Goal: Scan the entries below for the word "search". Copy each line that has it.
---------- Exercise inputs ----------
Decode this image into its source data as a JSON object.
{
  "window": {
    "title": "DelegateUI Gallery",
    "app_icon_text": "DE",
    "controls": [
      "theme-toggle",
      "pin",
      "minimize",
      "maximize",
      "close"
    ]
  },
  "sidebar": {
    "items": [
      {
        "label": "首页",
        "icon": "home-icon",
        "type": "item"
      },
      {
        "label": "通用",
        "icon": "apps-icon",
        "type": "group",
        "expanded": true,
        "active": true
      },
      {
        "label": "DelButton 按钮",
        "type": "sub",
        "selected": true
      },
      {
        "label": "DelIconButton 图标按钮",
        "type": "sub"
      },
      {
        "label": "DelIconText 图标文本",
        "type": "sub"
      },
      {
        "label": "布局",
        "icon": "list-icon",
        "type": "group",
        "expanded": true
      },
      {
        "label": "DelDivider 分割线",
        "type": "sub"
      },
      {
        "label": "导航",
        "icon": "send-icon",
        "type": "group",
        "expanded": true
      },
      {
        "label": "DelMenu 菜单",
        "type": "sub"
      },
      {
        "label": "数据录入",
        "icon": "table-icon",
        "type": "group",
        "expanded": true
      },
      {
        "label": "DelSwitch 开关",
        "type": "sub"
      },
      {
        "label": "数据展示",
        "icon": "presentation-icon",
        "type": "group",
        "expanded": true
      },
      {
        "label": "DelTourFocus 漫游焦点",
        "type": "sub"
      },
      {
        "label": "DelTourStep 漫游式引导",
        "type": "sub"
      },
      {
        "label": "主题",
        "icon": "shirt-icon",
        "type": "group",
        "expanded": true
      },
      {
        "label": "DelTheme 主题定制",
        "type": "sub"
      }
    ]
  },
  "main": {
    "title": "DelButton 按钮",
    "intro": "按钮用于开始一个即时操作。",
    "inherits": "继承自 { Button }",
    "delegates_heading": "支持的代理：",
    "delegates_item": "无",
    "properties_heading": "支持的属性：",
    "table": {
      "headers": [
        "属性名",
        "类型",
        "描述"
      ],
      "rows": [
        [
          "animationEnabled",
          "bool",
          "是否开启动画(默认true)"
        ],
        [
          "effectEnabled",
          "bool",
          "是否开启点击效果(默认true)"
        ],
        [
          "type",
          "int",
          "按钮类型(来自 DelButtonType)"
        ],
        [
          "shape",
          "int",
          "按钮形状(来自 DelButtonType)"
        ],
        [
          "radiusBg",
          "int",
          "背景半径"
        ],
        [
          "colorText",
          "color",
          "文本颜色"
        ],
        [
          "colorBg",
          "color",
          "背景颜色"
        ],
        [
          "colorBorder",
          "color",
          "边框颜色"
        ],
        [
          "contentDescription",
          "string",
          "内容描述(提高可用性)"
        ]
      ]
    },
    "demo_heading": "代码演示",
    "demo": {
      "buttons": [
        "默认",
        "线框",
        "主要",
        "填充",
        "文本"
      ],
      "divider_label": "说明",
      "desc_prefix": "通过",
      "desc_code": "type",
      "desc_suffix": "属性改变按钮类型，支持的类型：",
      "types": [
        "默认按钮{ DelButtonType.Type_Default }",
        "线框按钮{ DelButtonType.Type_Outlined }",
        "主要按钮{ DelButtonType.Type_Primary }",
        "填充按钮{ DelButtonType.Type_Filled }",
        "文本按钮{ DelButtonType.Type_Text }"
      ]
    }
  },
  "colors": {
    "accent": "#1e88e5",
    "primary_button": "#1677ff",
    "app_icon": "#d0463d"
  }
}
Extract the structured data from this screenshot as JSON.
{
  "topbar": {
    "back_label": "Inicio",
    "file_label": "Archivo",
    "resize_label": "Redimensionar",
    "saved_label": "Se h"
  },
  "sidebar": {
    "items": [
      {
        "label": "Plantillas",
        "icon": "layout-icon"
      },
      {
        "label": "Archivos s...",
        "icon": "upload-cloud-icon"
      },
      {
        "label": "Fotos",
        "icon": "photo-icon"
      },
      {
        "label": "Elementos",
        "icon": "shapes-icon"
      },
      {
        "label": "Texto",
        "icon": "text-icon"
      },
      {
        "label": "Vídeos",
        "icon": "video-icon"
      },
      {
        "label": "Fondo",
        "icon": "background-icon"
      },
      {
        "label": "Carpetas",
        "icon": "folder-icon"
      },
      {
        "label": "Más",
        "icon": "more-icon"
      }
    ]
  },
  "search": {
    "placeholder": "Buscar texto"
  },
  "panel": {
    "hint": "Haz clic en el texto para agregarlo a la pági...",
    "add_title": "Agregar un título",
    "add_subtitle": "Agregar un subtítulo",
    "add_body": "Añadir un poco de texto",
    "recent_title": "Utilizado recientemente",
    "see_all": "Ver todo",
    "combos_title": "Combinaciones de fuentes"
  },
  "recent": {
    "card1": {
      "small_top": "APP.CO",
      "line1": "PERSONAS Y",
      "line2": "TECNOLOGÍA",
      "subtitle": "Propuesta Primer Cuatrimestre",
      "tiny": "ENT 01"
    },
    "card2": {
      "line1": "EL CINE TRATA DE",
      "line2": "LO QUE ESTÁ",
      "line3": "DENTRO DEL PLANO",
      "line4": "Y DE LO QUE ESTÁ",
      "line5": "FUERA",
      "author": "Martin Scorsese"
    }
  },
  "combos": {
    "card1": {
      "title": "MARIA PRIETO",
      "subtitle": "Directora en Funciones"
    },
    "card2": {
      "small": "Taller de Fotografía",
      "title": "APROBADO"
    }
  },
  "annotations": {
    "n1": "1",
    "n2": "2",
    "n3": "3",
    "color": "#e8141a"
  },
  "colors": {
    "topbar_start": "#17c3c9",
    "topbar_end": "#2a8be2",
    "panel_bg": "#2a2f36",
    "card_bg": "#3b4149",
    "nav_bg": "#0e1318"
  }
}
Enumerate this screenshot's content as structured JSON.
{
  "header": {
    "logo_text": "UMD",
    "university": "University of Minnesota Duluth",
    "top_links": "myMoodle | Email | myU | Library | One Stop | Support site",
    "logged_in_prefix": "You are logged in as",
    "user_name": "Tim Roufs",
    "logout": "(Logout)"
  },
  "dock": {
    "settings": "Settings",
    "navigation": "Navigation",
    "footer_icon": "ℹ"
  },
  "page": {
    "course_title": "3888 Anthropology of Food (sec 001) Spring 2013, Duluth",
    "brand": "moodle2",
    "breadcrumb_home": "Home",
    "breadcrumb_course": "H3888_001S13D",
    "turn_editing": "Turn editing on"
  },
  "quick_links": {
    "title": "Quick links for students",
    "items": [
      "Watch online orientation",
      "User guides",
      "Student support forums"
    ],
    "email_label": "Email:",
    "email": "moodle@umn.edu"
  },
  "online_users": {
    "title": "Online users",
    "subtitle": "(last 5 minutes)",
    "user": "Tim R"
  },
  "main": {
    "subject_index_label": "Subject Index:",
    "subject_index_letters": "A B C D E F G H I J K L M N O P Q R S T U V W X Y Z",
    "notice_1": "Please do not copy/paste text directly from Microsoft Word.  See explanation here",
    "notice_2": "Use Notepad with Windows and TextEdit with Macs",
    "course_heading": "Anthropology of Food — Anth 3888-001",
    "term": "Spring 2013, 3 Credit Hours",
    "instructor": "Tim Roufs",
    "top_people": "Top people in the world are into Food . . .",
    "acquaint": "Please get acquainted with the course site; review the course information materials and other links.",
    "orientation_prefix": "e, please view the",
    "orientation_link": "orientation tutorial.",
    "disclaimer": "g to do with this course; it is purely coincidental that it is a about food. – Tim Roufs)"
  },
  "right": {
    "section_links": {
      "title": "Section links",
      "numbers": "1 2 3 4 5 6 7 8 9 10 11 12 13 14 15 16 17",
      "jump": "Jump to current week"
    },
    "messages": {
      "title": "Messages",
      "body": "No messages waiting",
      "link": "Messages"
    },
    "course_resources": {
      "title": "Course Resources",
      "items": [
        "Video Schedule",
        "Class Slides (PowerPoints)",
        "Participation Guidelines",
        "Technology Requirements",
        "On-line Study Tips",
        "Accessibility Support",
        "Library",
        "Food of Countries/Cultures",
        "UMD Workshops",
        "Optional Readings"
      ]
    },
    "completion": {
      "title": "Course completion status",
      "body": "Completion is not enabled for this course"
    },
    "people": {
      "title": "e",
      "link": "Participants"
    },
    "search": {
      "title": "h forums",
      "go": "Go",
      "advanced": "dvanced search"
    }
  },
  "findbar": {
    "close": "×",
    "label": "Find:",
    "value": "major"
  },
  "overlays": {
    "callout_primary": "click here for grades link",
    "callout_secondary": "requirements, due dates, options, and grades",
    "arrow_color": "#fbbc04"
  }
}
----------
Output of the exercise:
  "search": {
    "search": {
      "advanced": "dvanced search"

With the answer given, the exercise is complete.